====== Data for this exercise
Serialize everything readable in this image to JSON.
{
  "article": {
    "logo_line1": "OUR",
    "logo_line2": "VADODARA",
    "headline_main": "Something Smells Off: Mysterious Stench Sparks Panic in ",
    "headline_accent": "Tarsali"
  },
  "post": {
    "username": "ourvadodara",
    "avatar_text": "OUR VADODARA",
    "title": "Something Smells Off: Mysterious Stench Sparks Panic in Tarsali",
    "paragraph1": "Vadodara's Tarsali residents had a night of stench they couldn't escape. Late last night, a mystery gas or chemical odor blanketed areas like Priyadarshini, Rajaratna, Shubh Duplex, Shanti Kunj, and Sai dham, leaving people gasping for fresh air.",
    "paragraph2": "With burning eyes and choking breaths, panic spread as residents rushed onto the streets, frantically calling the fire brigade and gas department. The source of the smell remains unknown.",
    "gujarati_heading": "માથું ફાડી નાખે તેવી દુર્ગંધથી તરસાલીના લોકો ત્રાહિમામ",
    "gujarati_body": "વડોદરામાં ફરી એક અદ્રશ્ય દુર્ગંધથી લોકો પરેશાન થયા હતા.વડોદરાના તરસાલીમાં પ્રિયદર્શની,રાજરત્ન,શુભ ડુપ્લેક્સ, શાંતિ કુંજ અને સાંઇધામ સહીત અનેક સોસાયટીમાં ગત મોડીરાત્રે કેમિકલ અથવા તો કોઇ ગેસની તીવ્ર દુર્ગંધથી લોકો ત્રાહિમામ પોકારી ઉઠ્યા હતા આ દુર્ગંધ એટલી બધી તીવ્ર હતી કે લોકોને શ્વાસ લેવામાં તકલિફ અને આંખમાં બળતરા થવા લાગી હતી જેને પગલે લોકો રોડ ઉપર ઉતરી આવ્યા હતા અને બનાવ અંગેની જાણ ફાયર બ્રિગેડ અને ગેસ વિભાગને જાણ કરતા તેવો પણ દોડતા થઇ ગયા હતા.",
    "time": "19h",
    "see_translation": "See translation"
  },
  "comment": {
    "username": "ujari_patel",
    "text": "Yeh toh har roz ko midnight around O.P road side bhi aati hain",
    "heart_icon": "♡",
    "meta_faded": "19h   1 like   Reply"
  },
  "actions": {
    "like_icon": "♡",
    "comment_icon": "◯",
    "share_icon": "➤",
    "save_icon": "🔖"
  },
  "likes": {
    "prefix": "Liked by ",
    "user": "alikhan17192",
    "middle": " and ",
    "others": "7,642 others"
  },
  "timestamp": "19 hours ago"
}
============
Instructions for the task: Set down each entry again, unchanged.

Correct response:
Serialize everything readable in this image to JSON.
{
  "article": {
    "logo_line1": "OUR",
    "logo_line2": "VADODARA",
    "headline_main": "Something Smells Off: Mysterious Stench Sparks Panic in ",
    "headline_accent": "Tarsali"
  },
  "post": {
    "username": "ourvadodara",
    "avatar_text": "OUR VADODARA",
    "title": "Something Smells Off: Mysterious Stench Sparks Panic in Tarsali",
    "paragraph1": "Vadodara's Tarsali residents had a night of stench they couldn't escape. Late last night, a mystery gas or chemical odor blanketed areas like Priyadarshini, Rajaratna, Shubh Duplex, Shanti Kunj, and Sai dham, leaving people gasping for fresh air.",
    "paragraph2": "With burning eyes and choking breaths, panic spread as residents rushed onto the streets, frantically calling the fire brigade and gas department. The source of the smell remains unknown.",
    "gujarati_heading": "માથું ફાડી નાખે તેવી દુર્ગંધથી તરસાલીના લોકો ત્રાહિમામ",
    "gujarati_body": "વડોદરામાં ફરી એક અદ્રશ્ય દુર્ગંધથી લોકો પરેશાન થયા હતા.વડોદરાના તરસાલીમાં પ્રિયદર્શની,રાજરત્ન,શુભ ડુપ્લેક્સ, શાંતિ કુંજ અને સાંઇધામ સહીત અનેક સોસાયટીમાં ગત મોડીરાત્રે કેમિકલ અથવા તો કોઇ ગેસની તીવ્ર દુર્ગંધથી લોકો ત્રાહિમામ પોકારી ઉઠ્યા હતા આ દુર્ગંધ એટલી બધી તીવ્ર હતી કે લોકોને શ્વાસ લેવામાં તકલિફ અને આંખમાં બળતરા થવા લાગી હતી જેને પગલે લોકો રોડ ઉપર ઉતરી આવ્યા હતા અને બનાવ અંગેની જાણ ફાયર બ્રિગેડ અને ગેસ વિભાગને જાણ કરતા તેવો પણ દોડતા થઇ ગયા હતા.",
    "time": "19h",
    "see_translation": "See translation"
  },
  "comment": {
    "username": "ujari_patel",
    "text": "Yeh toh har roz ko midnight around O.P road side bhi aati hain",
    "heart_icon": "♡",
    "meta_faded": "19h   1 like   Reply"
  },
  "actions": {
    "like_icon": "♡",
    "comment_icon": "◯",
    "share_icon": "➤",
    "save_icon": "🔖"
  },
  "likes": {
    "prefix": "Liked by ",
    "user": "alikhan17192",
    "middle": " and ",
    "others": "7,642 others"
  },
  "timestamp": "19 hours ago"
}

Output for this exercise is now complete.